### Required task
Pull every line of the entries that has the word "source".

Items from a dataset
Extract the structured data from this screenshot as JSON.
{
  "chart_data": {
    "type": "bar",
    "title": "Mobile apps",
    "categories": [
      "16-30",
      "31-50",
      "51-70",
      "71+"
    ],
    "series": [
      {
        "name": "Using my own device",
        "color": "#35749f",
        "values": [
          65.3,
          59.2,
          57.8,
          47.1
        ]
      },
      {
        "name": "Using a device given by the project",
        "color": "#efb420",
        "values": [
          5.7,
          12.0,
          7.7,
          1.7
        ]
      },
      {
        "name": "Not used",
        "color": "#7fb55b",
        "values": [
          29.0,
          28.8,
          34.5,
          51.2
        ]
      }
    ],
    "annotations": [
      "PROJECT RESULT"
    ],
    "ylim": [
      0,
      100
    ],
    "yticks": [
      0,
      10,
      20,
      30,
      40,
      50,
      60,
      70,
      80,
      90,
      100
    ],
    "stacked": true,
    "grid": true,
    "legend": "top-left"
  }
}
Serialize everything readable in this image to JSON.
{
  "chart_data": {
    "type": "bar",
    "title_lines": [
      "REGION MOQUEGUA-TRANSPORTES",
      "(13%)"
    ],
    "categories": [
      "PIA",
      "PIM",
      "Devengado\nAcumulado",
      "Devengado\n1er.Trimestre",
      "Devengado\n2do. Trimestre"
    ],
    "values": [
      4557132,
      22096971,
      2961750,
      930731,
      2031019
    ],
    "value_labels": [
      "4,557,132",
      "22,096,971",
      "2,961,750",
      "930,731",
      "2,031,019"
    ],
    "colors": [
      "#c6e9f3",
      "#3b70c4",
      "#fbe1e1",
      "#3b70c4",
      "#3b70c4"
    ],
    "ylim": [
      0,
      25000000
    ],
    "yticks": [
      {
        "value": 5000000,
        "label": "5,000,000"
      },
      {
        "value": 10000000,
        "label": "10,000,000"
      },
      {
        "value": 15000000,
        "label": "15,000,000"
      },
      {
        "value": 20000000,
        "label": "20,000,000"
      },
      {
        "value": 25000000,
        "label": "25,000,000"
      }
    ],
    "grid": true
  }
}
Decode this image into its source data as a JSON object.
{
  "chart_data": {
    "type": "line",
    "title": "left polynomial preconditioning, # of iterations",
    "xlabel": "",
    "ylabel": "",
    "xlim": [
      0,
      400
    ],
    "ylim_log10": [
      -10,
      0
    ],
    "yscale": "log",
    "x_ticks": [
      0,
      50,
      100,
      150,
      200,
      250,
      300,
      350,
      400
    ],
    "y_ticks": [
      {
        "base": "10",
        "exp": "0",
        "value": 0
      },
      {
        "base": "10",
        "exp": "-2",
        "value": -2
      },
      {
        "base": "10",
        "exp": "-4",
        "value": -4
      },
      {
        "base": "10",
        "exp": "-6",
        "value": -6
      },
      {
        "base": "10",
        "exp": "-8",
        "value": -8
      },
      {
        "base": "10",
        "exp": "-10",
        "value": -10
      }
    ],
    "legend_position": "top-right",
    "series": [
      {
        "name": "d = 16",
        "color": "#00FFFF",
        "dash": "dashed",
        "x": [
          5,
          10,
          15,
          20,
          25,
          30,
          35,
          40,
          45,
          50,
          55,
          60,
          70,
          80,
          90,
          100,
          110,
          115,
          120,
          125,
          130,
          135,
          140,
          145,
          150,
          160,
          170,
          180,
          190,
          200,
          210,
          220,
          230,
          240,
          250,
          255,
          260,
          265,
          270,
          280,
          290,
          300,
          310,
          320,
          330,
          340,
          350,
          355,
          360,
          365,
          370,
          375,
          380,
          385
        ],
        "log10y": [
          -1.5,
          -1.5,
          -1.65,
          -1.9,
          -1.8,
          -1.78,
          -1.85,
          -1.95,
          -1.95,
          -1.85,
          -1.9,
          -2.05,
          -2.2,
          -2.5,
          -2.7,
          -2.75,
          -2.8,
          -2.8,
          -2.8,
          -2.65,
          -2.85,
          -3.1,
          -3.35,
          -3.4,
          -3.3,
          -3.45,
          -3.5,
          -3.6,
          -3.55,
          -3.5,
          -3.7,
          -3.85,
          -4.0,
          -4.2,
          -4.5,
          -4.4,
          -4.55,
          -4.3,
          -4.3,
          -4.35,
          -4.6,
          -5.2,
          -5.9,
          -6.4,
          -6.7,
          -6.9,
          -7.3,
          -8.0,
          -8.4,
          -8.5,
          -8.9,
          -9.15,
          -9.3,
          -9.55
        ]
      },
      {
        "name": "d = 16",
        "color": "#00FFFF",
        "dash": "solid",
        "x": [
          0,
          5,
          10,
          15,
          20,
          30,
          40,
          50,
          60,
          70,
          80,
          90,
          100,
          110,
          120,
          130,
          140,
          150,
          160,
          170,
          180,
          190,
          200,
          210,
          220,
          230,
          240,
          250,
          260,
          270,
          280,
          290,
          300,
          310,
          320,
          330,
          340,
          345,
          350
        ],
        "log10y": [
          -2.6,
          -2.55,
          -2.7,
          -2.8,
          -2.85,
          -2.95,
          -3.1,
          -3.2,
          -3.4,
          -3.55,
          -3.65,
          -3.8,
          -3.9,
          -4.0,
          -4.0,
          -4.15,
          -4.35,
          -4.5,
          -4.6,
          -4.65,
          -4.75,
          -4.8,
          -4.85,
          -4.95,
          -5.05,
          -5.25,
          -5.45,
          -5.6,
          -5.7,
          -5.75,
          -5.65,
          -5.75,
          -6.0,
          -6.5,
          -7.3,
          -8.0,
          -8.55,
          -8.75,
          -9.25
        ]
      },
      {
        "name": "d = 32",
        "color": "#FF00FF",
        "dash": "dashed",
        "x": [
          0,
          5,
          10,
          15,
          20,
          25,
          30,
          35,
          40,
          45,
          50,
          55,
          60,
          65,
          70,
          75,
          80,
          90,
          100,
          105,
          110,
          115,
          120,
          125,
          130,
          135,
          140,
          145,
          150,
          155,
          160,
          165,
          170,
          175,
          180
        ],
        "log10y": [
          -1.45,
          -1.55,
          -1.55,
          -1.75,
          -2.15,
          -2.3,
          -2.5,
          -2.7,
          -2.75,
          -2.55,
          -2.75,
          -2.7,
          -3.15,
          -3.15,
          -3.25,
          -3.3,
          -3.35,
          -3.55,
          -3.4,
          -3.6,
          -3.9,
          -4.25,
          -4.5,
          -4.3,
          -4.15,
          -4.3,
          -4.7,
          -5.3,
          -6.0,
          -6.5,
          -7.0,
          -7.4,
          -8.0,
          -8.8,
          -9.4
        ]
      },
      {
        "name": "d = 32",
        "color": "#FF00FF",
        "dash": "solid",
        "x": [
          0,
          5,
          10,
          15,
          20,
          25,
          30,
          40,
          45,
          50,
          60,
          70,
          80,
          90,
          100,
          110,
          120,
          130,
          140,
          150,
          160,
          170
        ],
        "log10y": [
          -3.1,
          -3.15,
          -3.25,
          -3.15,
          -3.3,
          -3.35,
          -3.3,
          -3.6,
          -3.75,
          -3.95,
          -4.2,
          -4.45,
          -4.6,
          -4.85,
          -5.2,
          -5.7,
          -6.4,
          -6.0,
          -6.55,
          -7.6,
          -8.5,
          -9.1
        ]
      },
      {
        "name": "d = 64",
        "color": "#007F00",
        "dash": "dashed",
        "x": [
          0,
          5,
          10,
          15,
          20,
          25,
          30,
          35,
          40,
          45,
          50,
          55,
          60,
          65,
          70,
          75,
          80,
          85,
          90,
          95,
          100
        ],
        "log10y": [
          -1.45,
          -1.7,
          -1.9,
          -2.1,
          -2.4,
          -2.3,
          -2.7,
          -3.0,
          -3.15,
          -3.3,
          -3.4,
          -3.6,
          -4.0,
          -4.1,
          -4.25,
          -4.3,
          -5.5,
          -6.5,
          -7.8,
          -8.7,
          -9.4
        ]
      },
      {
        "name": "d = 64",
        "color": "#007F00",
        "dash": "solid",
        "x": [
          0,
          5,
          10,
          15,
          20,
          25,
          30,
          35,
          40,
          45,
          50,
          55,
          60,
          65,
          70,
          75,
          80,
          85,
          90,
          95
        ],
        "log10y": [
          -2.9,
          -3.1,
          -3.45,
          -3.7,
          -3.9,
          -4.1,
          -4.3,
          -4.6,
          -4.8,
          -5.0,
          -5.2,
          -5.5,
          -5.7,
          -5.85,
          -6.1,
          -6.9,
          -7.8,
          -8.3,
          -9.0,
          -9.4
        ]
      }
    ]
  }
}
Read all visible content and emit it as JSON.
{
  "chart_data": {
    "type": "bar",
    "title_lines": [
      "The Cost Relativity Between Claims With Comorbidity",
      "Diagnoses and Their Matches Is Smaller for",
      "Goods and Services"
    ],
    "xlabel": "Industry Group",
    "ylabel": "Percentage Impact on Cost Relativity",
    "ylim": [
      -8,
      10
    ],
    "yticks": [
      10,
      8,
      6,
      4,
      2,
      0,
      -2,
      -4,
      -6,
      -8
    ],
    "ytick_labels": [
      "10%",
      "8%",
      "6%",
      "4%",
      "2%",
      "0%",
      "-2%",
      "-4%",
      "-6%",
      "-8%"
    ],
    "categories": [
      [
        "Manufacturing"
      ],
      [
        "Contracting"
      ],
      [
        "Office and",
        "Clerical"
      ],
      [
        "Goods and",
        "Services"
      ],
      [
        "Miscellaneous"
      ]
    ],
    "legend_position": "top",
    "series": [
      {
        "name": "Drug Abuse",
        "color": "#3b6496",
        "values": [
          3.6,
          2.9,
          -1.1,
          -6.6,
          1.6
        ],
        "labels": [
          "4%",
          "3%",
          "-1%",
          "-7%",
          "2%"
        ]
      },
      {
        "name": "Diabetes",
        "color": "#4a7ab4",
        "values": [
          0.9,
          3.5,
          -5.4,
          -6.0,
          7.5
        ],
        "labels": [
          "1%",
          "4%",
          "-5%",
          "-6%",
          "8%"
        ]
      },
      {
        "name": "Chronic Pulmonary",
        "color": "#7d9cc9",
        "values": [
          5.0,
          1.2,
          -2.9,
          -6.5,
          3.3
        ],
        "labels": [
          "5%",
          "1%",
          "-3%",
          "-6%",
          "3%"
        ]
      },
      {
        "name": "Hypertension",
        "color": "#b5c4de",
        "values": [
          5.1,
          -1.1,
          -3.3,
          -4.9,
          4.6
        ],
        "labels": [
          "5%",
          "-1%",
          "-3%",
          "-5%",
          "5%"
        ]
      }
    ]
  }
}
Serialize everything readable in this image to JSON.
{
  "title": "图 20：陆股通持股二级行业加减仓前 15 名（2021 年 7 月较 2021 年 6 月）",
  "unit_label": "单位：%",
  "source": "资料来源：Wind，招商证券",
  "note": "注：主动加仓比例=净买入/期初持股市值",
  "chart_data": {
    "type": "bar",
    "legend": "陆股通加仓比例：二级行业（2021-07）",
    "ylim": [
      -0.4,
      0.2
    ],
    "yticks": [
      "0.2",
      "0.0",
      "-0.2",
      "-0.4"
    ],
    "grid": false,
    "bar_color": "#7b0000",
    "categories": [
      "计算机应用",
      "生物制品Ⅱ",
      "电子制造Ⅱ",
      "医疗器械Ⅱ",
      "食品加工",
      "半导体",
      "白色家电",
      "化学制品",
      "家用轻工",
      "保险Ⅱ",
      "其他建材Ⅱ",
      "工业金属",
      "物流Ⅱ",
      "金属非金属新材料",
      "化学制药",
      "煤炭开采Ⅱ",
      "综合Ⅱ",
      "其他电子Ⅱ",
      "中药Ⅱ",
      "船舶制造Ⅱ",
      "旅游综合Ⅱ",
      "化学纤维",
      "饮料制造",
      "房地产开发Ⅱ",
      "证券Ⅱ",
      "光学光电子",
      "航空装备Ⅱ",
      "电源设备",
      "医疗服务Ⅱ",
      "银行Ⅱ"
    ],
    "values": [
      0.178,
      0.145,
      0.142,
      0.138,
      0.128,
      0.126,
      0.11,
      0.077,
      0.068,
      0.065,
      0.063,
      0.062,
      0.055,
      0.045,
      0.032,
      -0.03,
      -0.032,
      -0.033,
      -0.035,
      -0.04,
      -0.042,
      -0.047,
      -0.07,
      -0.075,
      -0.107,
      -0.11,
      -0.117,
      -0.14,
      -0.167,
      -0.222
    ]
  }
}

### Complete response
Decode this image into its source data as a JSON object.
  "source": "资料来源：Wind，招商证券",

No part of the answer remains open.